- [Supplied text]:

+++

Wednesday, November 30, 2011

500 Watts in Your Pocket? Kinter MA-150 Mini Amp

Kinter MA-150 vs. CD: Size Comparison

The promise of 500 Watts in a palm-sized amplifier is appealing to many people. The Kinter MA-150 is another contender in my Chinese Mini Amp Invasion shootout and is the smallest amp in the bunch. Although technology such as "Boosted Rail" has enabled Rockford Fosgate to make the PBR300x1 just slightly larger, it "only" promises 300 Watts of power at 1 ohm. Not to mention, the PBR300x1 costs around 10x as much as the Kinter MA-150...

I picked up the Kinter MA-150 from an eBay seller for around $15 US shipped from China. Now, logic will tell us we shouldn't expect much from an amp only costing a few dollars, right? Yes, this is a rational thought. "You get what you pay for" comes to mind. So, what does the $15 get you? Continue reading...

The Kinter MA-150 has a slightly different design than the other amps in this shootout as it requires molex-style plugs for the speakers and power. The other amps in this comparison have spring-loaded speaker terminals and a 5.5mm x 2.1mm center positive power plug.

Kinter MA-150 Speaker Output and Power Inputs

The opposite side of the MA-150 has a USB port for charging external devices, RCA L/R jacks, Volume knob and crossover switch. See picture below:

Kinter MA-150's USB, RCA, X-over and Volume adjustments

For more details on the technical specifications, please see the Chinese Mini Amp Invasion article for a spreadsheet comparing each amplifier in the shootout.

The Kinter MA-150 is heavily marketed on eBay as a motorcycle or scooter amplifier. Obviously, the main reason is the small size, low power consumption and "rated" high-power output. Now, logic and science will tell us, based on the MA-150's 12v 0.5A power requirement, you can use the equation Watts = Volts x Amps to get 12 x 0.5 = 6. Taking into account 100% efficiency, the amp should put out 6 watts, based on the power going in. Well, unfortunately, the amp is NOT 100% efficient, so even the 6 watts may be a stretch.

Power ratings vs. actual output aside, I decided to run the sound quality test first. I tested several tracks, including one of my favorite "Chelsea's Day" by Sam Cardon. It was readily appearant to me the MA-150 didn't have the power, clarity or dynamics of the Lepai LP-2020A+ . My reference speakers, the Athena Point 5 MKII bookshelf speakers are extremely transparent and it was obvious the MA-150 was struggling to push them to room-filling level. Again, based on the output I was expecting, this wasn't a surprise to me. After a few minutes demoing my reference tracks, I decided to put the MA-150 on the test bench and get some actual numbers.

+++

- [Tasks to complete]:
(a) Answer these from the Kinter MA-150 review:
(i) About how much did the writer pay for the MA-150?
(ii) What style of plugs does the MA-150 require for the speakers and power?
(iii) Which speakers served as the writer's reference speakers?
(b) Quote the Kinter MA-150 review word for word, starting with "Power ratings vs." and going on through "some actual numbers.".

+++

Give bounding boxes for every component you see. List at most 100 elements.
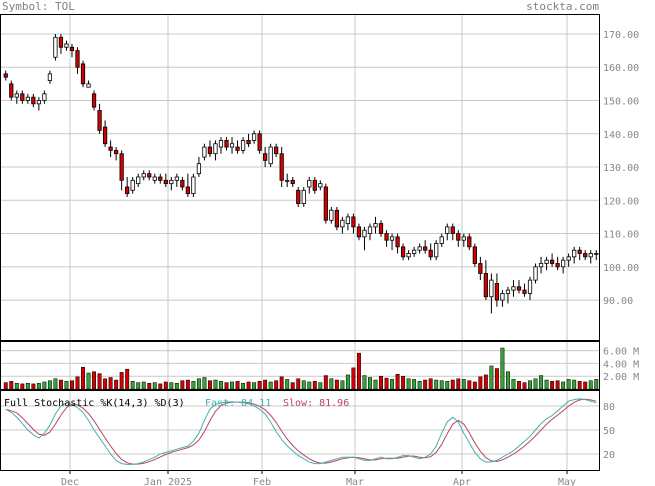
- volume-bar: [75, 376, 80, 390]
- candle-body: [169, 179, 174, 185]
- candle-body: [246, 140, 251, 145]
- volume-bar: [577, 381, 582, 390]
- volume-bar: [561, 381, 566, 390]
- volume-bar: [36, 382, 41, 390]
- price-tick-label: 100.00: [603, 263, 639, 274]
- volume-bar: [412, 379, 417, 390]
- candlestick-series: [3, 33, 599, 314]
- volume-bar: [141, 381, 146, 390]
- volume-bar: [147, 382, 152, 390]
- candle-body: [522, 289, 527, 294]
- volume-bar: [594, 379, 599, 390]
- volume-bar: [268, 381, 273, 390]
- x-tick-label: Feb: [253, 477, 271, 486]
- volume-bar: [185, 379, 190, 390]
- volume-bar: [572, 379, 577, 390]
- volume-bar: [290, 382, 295, 390]
- candle-body: [64, 43, 69, 48]
- volume-bar: [163, 381, 168, 390]
- volume-bar: [423, 379, 428, 390]
- x-tick-label: Mar: [346, 477, 364, 486]
- price-tick-label: 130.00: [603, 163, 639, 174]
- volume-bar: [296, 378, 301, 390]
- volume-bar: [417, 381, 422, 390]
- volume-bar: [191, 381, 196, 390]
- candle-body: [594, 253, 599, 255]
- volume-bar: [81, 366, 85, 390]
- candle-body: [356, 226, 362, 238]
- candle-body: [544, 259, 549, 264]
- candle-body: [285, 179, 290, 182]
- price-tick-label: 150.00: [603, 96, 639, 107]
- volume-bar: [345, 374, 350, 390]
- candle-body: [257, 133, 262, 151]
- candle-body: [14, 93, 19, 98]
- volume-bar: [152, 382, 157, 390]
- candle-body: [445, 226, 450, 234]
- stochastic-fast-line: [5, 398, 597, 465]
- candle-body: [147, 173, 152, 178]
- volume-bar: [119, 372, 124, 390]
- price-tick-label: 140.00: [603, 130, 639, 141]
- volume-bar: [136, 382, 141, 390]
- volume-bar: [500, 347, 505, 390]
- volume-bar: [489, 365, 494, 390]
- volume-bar: [158, 383, 163, 390]
- candle-body: [428, 249, 433, 258]
- candle-body: [114, 149, 119, 155]
- volume-bar: [274, 380, 279, 390]
- stochastic-tick-label: 50: [603, 426, 615, 437]
- volume-tick-label: 6.00 M: [603, 347, 639, 358]
- candle-body: [108, 146, 113, 151]
- candle-body: [577, 249, 582, 254]
- candle-body: [296, 189, 301, 205]
- volume-bar: [285, 379, 290, 390]
- candle-body: [20, 93, 25, 101]
- volume-bar: [539, 375, 544, 390]
- volume-bar: [544, 379, 549, 390]
- candle-body: [279, 153, 284, 181]
- candle-body: [434, 243, 439, 258]
- x-tick-label: Jan 2025: [144, 477, 192, 486]
- volume-bar: [517, 381, 521, 390]
- candle-body: [263, 153, 268, 161]
- volume-bar: [224, 382, 229, 390]
- candle-body: [102, 126, 108, 145]
- volume-bar: [169, 382, 174, 390]
- candle-body: [494, 283, 500, 301]
- volume-bar: [174, 382, 179, 390]
- candle-body: [3, 73, 8, 78]
- candle-body: [36, 100, 41, 105]
- candle-body: [301, 189, 306, 205]
- volume-bar: [92, 371, 97, 390]
- panel-frame: [0, 341, 600, 390]
- volume-bar: [356, 352, 361, 390]
- volume-bar: [235, 381, 240, 390]
- volume-bar: [86, 372, 91, 390]
- price-tick-label: 120.00: [603, 196, 639, 207]
- candle-body: [224, 140, 229, 148]
- volume-bar: [583, 381, 588, 390]
- candle-body: [467, 236, 472, 248]
- candle-body: [549, 259, 555, 264]
- candle-body: [207, 146, 213, 155]
- volume-bar: [406, 378, 411, 390]
- candle-body: [588, 253, 593, 258]
- candle-body: [511, 286, 516, 291]
- candle-body: [329, 209, 334, 221]
- candle-body: [318, 183, 323, 188]
- candle-body: [58, 36, 64, 48]
- volume-tick-label: 2.00 M: [603, 372, 639, 383]
- volume-bar: [566, 379, 571, 390]
- candle-body: [456, 233, 461, 241]
- candle-body: [389, 236, 395, 241]
- stochastic-slow-value: Slow: 81.96: [283, 398, 349, 409]
- candle-body: [191, 176, 196, 195]
- candle-body: [119, 153, 124, 181]
- volume-tick-label: 4.00 M: [603, 359, 639, 370]
- volume-bar: [114, 379, 119, 390]
- candle-body: [450, 226, 455, 234]
- volume-bar: [588, 380, 593, 390]
- volume-bar: [202, 377, 207, 390]
- candle-body: [538, 263, 544, 268]
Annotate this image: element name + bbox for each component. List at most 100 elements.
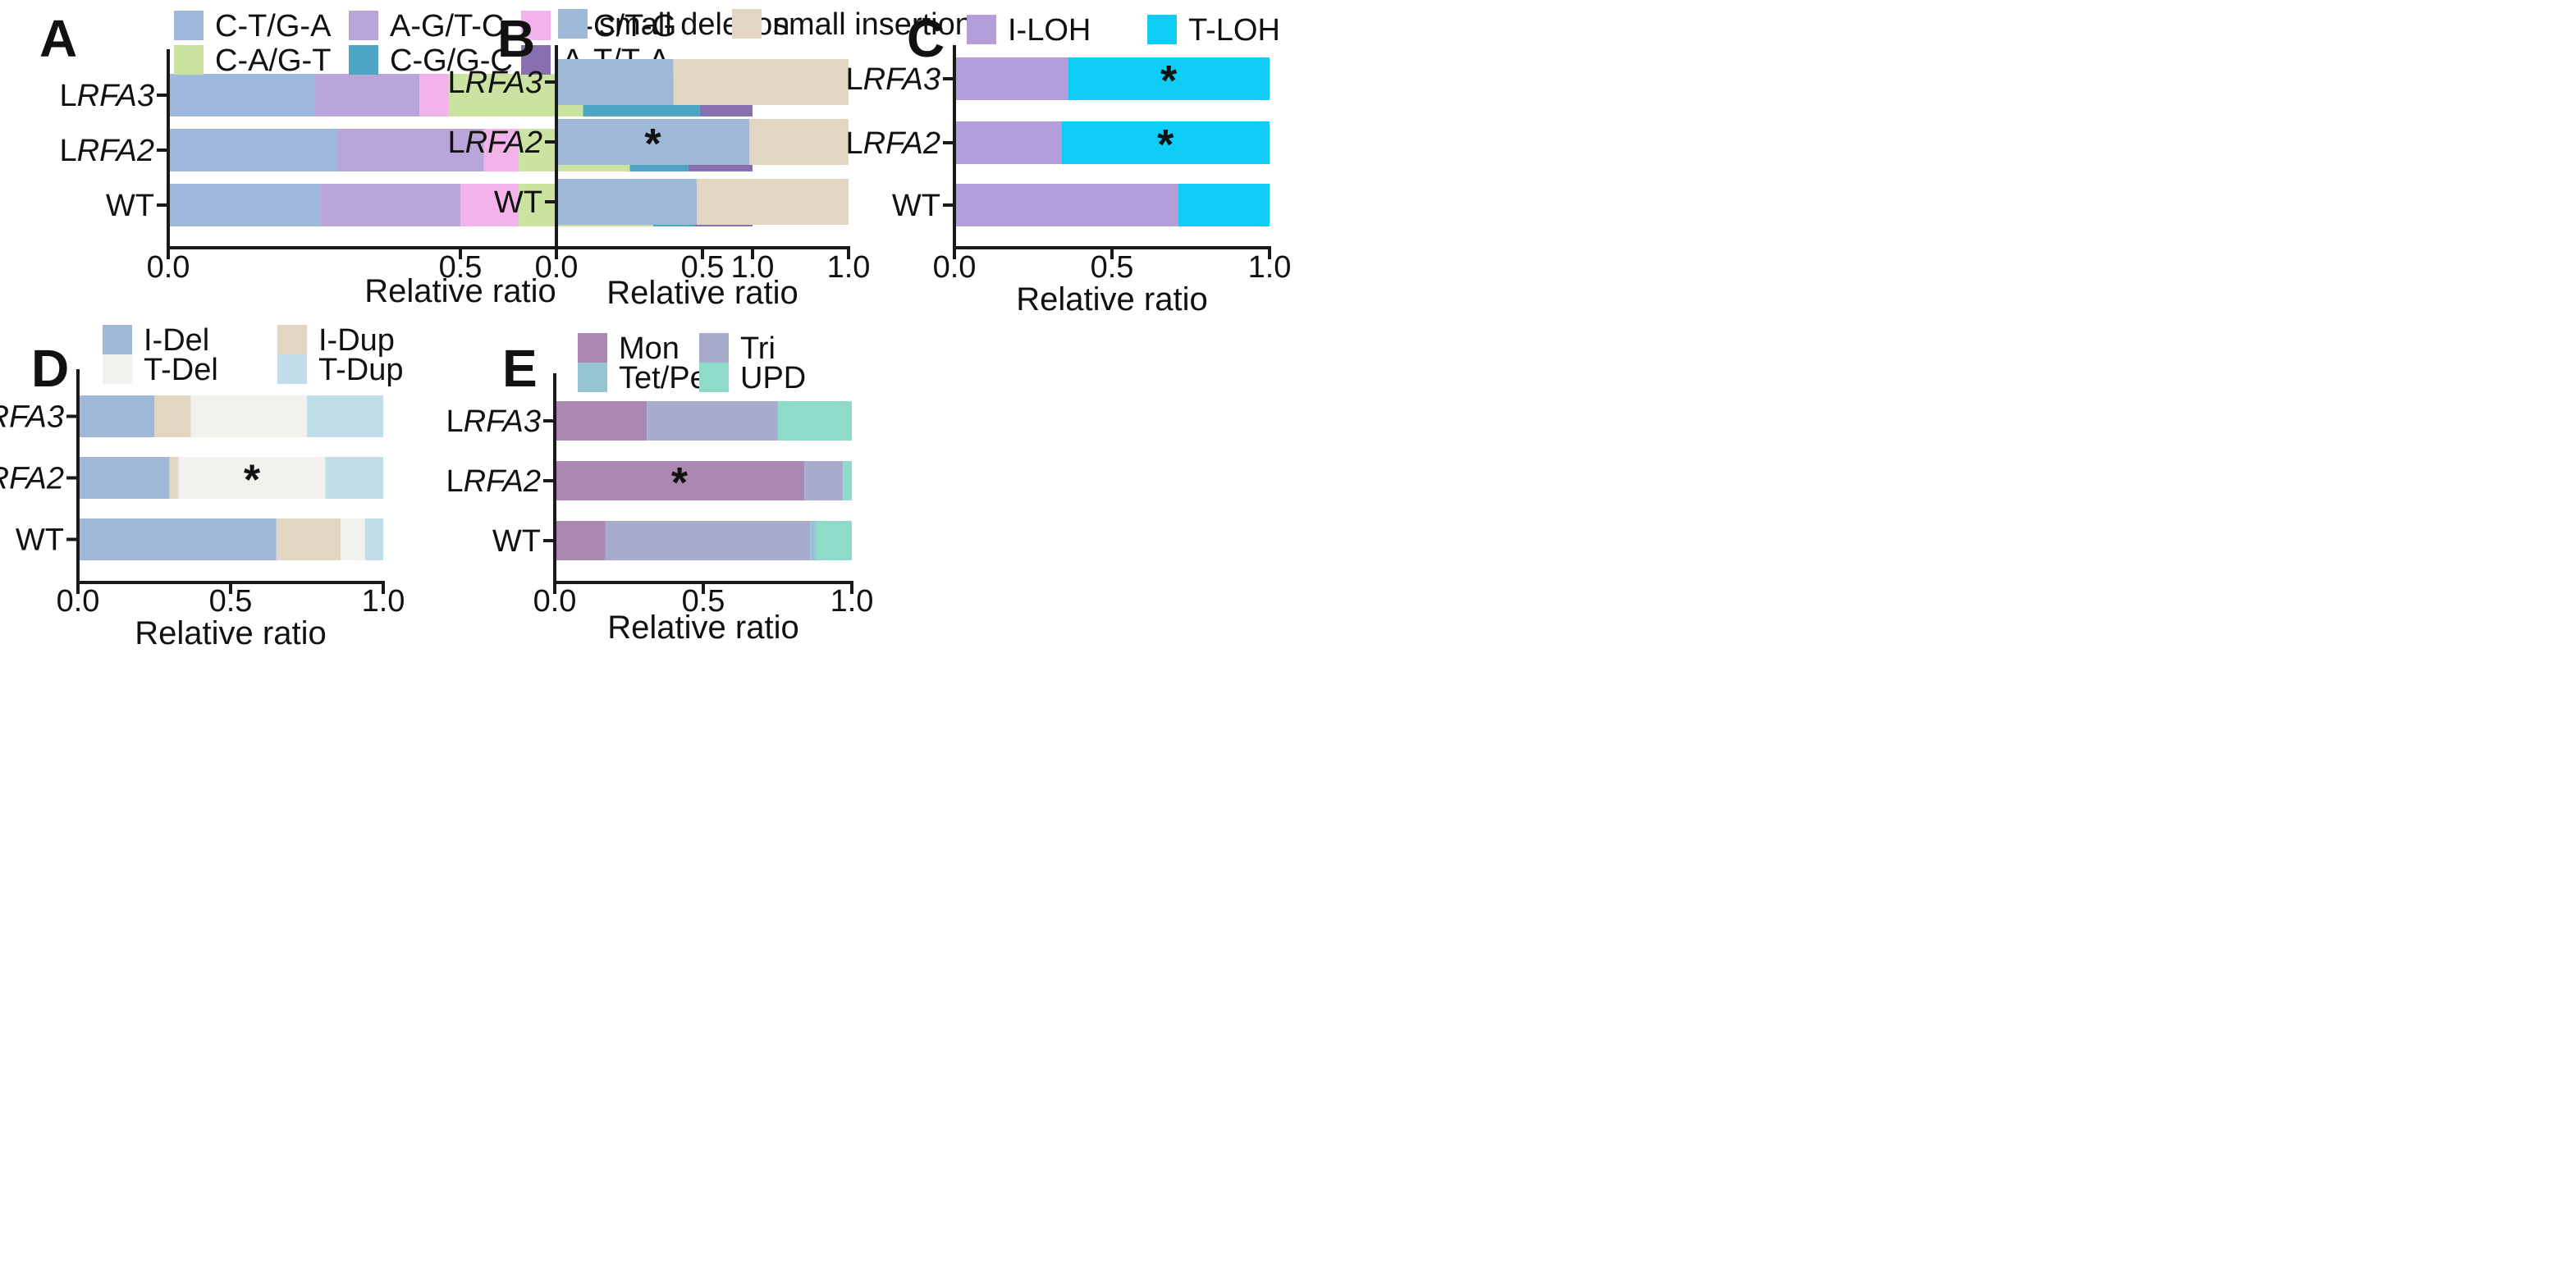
legend-label-d-t-del: T-Del — [144, 353, 218, 387]
panel-letter-e: E — [502, 339, 538, 398]
bar-d-wt-t-dup — [364, 518, 383, 560]
legend-swatch-b-small-deletion — [558, 9, 588, 39]
legend-swatch-e-tri — [699, 333, 729, 363]
x-tick-label-a-0: 0.0 — [147, 250, 190, 285]
x-tick-label-a-1: 0.5 — [439, 250, 483, 285]
bar-b-lrfa3-small-deletion — [556, 59, 674, 105]
legend-swatch-a-c-a-g-t — [174, 45, 204, 75]
x-axis-title-c: Relative ratio — [1016, 281, 1207, 317]
legend-label-e-mon: Mon — [619, 331, 679, 366]
panel-letter-c: C — [907, 9, 945, 68]
x-tick-label-e-0: 0.0 — [533, 584, 577, 619]
legend-swatch-d-i-del — [103, 325, 132, 354]
panel-letter-d: D — [31, 339, 69, 398]
legend-swatch-b-small-insertion — [732, 9, 762, 39]
bar-d-lrfa2-i-dup — [169, 457, 179, 499]
legend-label-a-c-a-g-t: C-A/G-T — [215, 43, 331, 78]
bar-c-lrfa3-t-loh — [1068, 57, 1270, 100]
x-axis-title-d: Relative ratio — [135, 615, 326, 651]
y-tick-label-c-lrfa3: LRFA3 — [846, 62, 940, 97]
legend-label-e-tri: Tri — [740, 331, 776, 366]
bar-b-lrfa3-small-insertion — [673, 59, 849, 105]
bar-a-lrfa3-c-t-g-a — [168, 74, 314, 116]
x-axis-title-a: Relative ratio — [364, 273, 556, 309]
significance-marker-c-lrfa3: * — [1160, 57, 1178, 105]
bar-d-wt-i-del — [78, 518, 277, 560]
legend-label-d-i-dup: I-Dup — [318, 323, 395, 358]
bar-b-lrfa2-small-deletion — [556, 119, 749, 165]
bar-d-lrfa3-t-dup — [307, 395, 383, 437]
bar-b-lrfa2-small-insertion — [748, 119, 849, 165]
bar-e-lrfa2-upd — [843, 461, 852, 500]
legend-label-c-i-loh: I-LOH — [1008, 13, 1091, 48]
legend-swatch-d-i-dup — [277, 325, 307, 354]
legend-swatch-d-t-del — [103, 354, 132, 384]
bar-a-lrfa3-a-g-t-c — [314, 74, 420, 116]
panel-d: D * 0.0 0.5 1.0 WT LRFA2 LRFA3 Relative ratio I-D… — [0, 323, 405, 651]
bar-e-lrfa3-upd — [777, 401, 852, 441]
bar-d-lrfa3-i-del — [78, 395, 154, 437]
legend-label-c-t-loh: T-LOH — [1188, 13, 1280, 48]
bar-a-lrfa2-a-g-t-c — [337, 129, 484, 171]
legend-d: I-Del I-Dup T-Del T-Dup — [103, 323, 403, 387]
legend-label-a-c-g-g-c: C-G/G-C — [390, 43, 513, 78]
bar-a-lrfa2-c-t-g-a — [168, 129, 338, 171]
y-tick-label-e-wt: WT — [492, 524, 541, 559]
x-axis-title-b: Relative ratio — [606, 275, 798, 311]
bar-e-wt-tri — [605, 521, 811, 560]
bar-e-wt-upd — [816, 521, 852, 560]
bar-e-wt-mon — [555, 521, 606, 560]
x-tick-label-d-1: 0.5 — [209, 584, 253, 619]
x-tick-label-e-2: 1.0 — [830, 584, 874, 619]
legend-swatch-c-i-loh — [967, 15, 996, 44]
y-tick-label-b-lrfa3: LRFA3 — [448, 66, 542, 100]
x-tick-label-b-1: 0.5 — [681, 250, 725, 285]
legend-label-d-t-dup: T-Dup — [318, 353, 403, 387]
bar-d-lrfa3-i-dup — [154, 395, 191, 437]
y-tick-label-b-lrfa2: LRFA2 — [448, 126, 542, 160]
bar-e-lrfa3-mon — [555, 401, 647, 441]
bar-e-wt-tet-pen — [810, 521, 817, 560]
y-tick-label-e-lrfa2: LRFA2 — [446, 464, 541, 499]
bar-d-wt-t-del — [340, 518, 365, 560]
y-tick-label-d-lrfa2: LRFA2 — [0, 462, 64, 496]
legend-swatch-d-t-dup — [277, 354, 307, 384]
bar-c-lrfa3-i-loh — [954, 57, 1068, 100]
bar-d-lrfa3-t-del — [190, 395, 307, 437]
legend-label-b-small-insertion: small insertion — [773, 7, 972, 42]
x-axis-title-e: Relative ratio — [607, 610, 798, 646]
legend-swatch-e-mon — [578, 333, 607, 363]
legend-swatch-a-c-t-g-a — [174, 11, 204, 40]
bar-a-wt-c-t-g-a — [168, 184, 321, 226]
bar-a-wt-a-g-t-c — [320, 184, 460, 226]
legend-label-d-i-del: I-Del — [144, 323, 209, 358]
bar-e-lrfa2-mon — [555, 461, 805, 500]
x-tick-label-d-2: 1.0 — [362, 584, 405, 619]
legend-swatch-a-a-c-t-g — [521, 11, 551, 40]
y-tick-label-c-wt: WT — [892, 189, 940, 223]
significance-marker-d-lrfa2: * — [244, 457, 261, 505]
bar-d-lrfa2-i-del — [78, 457, 170, 499]
bar-a-lrfa2-a-c-t-g — [483, 129, 519, 171]
x-tick-label-e-1: 0.5 — [682, 584, 725, 619]
significance-marker-b-lrfa2: * — [644, 121, 661, 168]
y-tick-label-d-wt: WT — [16, 523, 64, 558]
legend-label-a-a-g-t-c: A-G/T-C — [390, 9, 504, 43]
legend-swatch-c-t-loh — [1147, 15, 1177, 44]
bar-d-wt-i-dup — [276, 518, 341, 560]
bar-c-lrfa2-t-loh — [1061, 121, 1270, 164]
x-tick-label-d-0: 0.0 — [57, 584, 100, 619]
bar-a-wt-a-c-t-g — [460, 184, 519, 226]
x-tick-label-c-2: 1.0 — [1248, 250, 1292, 285]
y-tick-label-b-wt: WT — [494, 185, 542, 220]
x-tick-label-b-2: 1.0 — [827, 250, 871, 285]
legend-swatch-a-c-g-g-c — [349, 45, 378, 75]
legend-swatch-a-a-g-t-c — [349, 11, 378, 40]
panel-e: E * 0.0 0.5 1.0 WT LRFA2 LRFA3 Relative ratio Mon… — [446, 331, 874, 646]
bar-b-wt-small-deletion — [556, 179, 697, 225]
bar-d-lrfa2-t-del — [178, 457, 326, 499]
y-tick-label-a-lrfa2: LRFA2 — [60, 134, 154, 168]
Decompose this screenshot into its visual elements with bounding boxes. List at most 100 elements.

+++

- [Responses per task]:
(a)
(i) Around $15 US, shipped from China.
(ii) Molex-style plugs.
(iii) The Athena Point 5 MKII bookshelf speakers.

(b)
Power ratings vs. actual output aside, I decided to run the sound quality test first. I tested several tracks, including one of my favorite "Chelsea's Day" by Sam Cardon. It was readily appearant to me the MA-150 didn't have the power, clarity or dynamics of the Lepai LP-2020A+ . My reference speakers, the Athena Point 5 MKII bookshelf speakers are extremely transparent and it was obvious the MA-150 was struggling to push them to room-filling level. Again, based on the output I was expecting, this wasn't a surprise to me. After a few minutes demoing my reference tracks, I decided to put the MA-150 on the test bench and get some actual numbers.